↓↓↓

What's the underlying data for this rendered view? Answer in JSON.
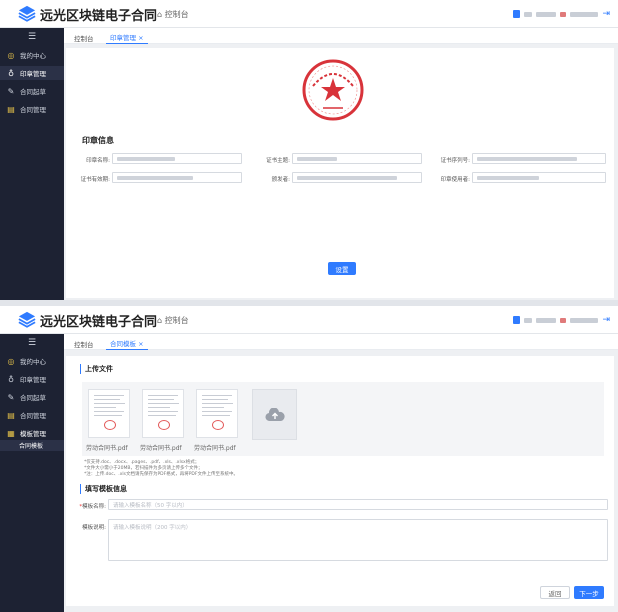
{
  "app": {
    "title": "远光区块链电子合同",
    "home_label": "⌂ 控制台"
  },
  "header_right": {
    "user_name": "▆▆▆ ▆▆▆▆▆▆▆▆",
    "org_name": "▆▆▆▆▆▆▆▆"
  },
  "sidebar": {
    "menu_icon": "☰",
    "items": [
      {
        "label": "我的中心",
        "icon": "user-circle-icon"
      },
      {
        "label": "印章管理",
        "icon": "seal-icon"
      },
      {
        "label": "合同起草",
        "icon": "edit-icon"
      },
      {
        "label": "合同管理",
        "icon": "document-icon"
      }
    ],
    "template_menu": {
      "label": "模板管理",
      "sub": "合同模板"
    }
  },
  "screen1": {
    "tabs": [
      "控制台",
      "印章管理 ×"
    ],
    "section": "印章信息",
    "fields": [
      {
        "label": "印章名称:",
        "value": "▇▇▇▇▇▇▇▇▇"
      },
      {
        "label": "证书主题:",
        "value": "▇▇▇▇▇▇"
      },
      {
        "label": "证书序列号:",
        "value": "▇▇▇▇▇▇▇▇▇▇▇▇▇▇▇▇"
      },
      {
        "label": "证书有效期:",
        "value": "▇▇▇▇▇▇▇▇▇▇▇▇"
      },
      {
        "label": "颁发者:",
        "value": "▇▇▇▇▇▇▇▇▇▇▇▇▇▇▇▇"
      },
      {
        "label": "印章使用者:",
        "value": "▇▇▇ ▇▇▇ ▇▇▇ ▇▇▇ ..."
      }
    ],
    "button": "设置"
  },
  "screen2": {
    "tabs": [
      "控制台",
      "合同模板 ×"
    ],
    "upload_title": "上传文件",
    "files": [
      "劳动合同书.pdf",
      "劳动合同书.pdf",
      "劳动合同书.pdf"
    ],
    "hints": [
      "*仅支持.doc、.docx、.pages、.pdf、.xls、.xlsx格式；",
      "*文件大小需小于20MB，若扫描件为多页请上传多个文件；",
      "*注：上传.doc、.xls文档请先保存为PDF格式，再将PDF文件上传至系统中。"
    ],
    "fill_title": "填写模板信息",
    "name_label": "模板名称:",
    "name_placeholder": "请输入模板名称（50 字以内）",
    "desc_label": "模板说明:",
    "desc_placeholder": "请输入模板说明（200 字以内）",
    "back_button": "返回",
    "next_button": "下一步"
  },
  "colors": {
    "primary": "#2f7bff",
    "sidebar": "#1d2233",
    "seal": "#d8333a"
  }
}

↑↑↑

### EXERCISE
Write out each line of the data exactly; the images should be left out.

### RESULT OF THIS EXERCISE
What's the underlying data for this rendered view? Answer in JSON.
{
  "app": {
    "title": "远光区块链电子合同",
    "home_label": "⌂ 控制台"
  },
  "header_right": {
    "user_name": "▆▆▆ ▆▆▆▆▆▆▆▆",
    "org_name": "▆▆▆▆▆▆▆▆"
  },
  "sidebar": {
    "menu_icon": "☰",
    "items": [
      {
        "label": "我的中心",
        "icon": "user-circle-icon"
      },
      {
        "label": "印章管理",
        "icon": "seal-icon"
      },
      {
        "label": "合同起草",
        "icon": "edit-icon"
      },
      {
        "label": "合同管理",
        "icon": "document-icon"
      }
    ],
    "template_menu": {
      "label": "模板管理",
      "sub": "合同模板"
    }
  },
  "screen1": {
    "tabs": [
      "控制台",
      "印章管理 ×"
    ],
    "section": "印章信息",
    "fields": [
      {
        "label": "印章名称:",
        "value": "▇▇▇▇▇▇▇▇▇"
      },
      {
        "label": "证书主题:",
        "value": "▇▇▇▇▇▇"
      },
      {
        "label": "证书序列号:",
        "value": "▇▇▇▇▇▇▇▇▇▇▇▇▇▇▇▇"
      },
      {
        "label": "证书有效期:",
        "value": "▇▇▇▇▇▇▇▇▇▇▇▇"
      },
      {
        "label": "颁发者:",
        "value": "▇▇▇▇▇▇▇▇▇▇▇▇▇▇▇▇"
      },
      {
        "label": "印章使用者:",
        "value": "▇▇▇ ▇▇▇ ▇▇▇ ▇▇▇ ..."
      }
    ],
    "button": "设置"
  },
  "screen2": {
    "tabs": [
      "控制台",
      "合同模板 ×"
    ],
    "upload_title": "上传文件",
    "files": [
      "劳动合同书.pdf",
      "劳动合同书.pdf",
      "劳动合同书.pdf"
    ],
    "hints": [
      "*仅支持.doc、.docx、.pages、.pdf、.xls、.xlsx格式；",
      "*文件大小需小于20MB，若扫描件为多页请上传多个文件；",
      "*注：上传.doc、.xls文档请先保存为PDF格式，再将PDF文件上传至系统中。"
    ],
    "fill_title": "填写模板信息",
    "name_label": "模板名称:",
    "name_placeholder": "请输入模板名称（50 字以内）",
    "desc_label": "模板说明:",
    "desc_placeholder": "请输入模板说明（200 字以内）",
    "back_button": "返回",
    "next_button": "下一步"
  },
  "colors": {
    "primary": "#2f7bff",
    "sidebar": "#1d2233",
    "seal": "#d8333a"
  }
}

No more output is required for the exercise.